## BEGIN Supplied entries

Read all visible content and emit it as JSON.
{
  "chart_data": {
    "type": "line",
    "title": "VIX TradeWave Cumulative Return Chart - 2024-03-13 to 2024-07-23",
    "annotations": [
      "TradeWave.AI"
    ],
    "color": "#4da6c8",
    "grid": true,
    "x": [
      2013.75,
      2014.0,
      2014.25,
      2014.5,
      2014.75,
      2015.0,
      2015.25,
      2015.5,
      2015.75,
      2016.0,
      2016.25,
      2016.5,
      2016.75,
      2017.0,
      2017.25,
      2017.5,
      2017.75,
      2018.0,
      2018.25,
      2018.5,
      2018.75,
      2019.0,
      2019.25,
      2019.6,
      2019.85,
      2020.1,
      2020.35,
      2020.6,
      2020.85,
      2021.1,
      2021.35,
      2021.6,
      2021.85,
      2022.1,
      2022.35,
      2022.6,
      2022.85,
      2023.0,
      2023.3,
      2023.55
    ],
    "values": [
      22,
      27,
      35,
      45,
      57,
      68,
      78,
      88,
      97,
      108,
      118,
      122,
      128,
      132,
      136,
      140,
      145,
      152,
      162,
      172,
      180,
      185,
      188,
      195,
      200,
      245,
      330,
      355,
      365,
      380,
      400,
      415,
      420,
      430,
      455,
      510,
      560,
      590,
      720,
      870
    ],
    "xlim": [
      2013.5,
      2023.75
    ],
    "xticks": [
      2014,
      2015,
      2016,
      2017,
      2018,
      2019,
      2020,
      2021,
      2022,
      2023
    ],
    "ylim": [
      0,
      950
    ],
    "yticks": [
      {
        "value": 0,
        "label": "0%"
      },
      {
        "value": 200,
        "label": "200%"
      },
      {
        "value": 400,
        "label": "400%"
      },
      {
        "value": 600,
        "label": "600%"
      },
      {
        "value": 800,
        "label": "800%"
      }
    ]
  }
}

## END Supplied entries

Goal of the exercise => Tally every line of the listing that holds the string "label", then give the number by itself.

Answer below => 5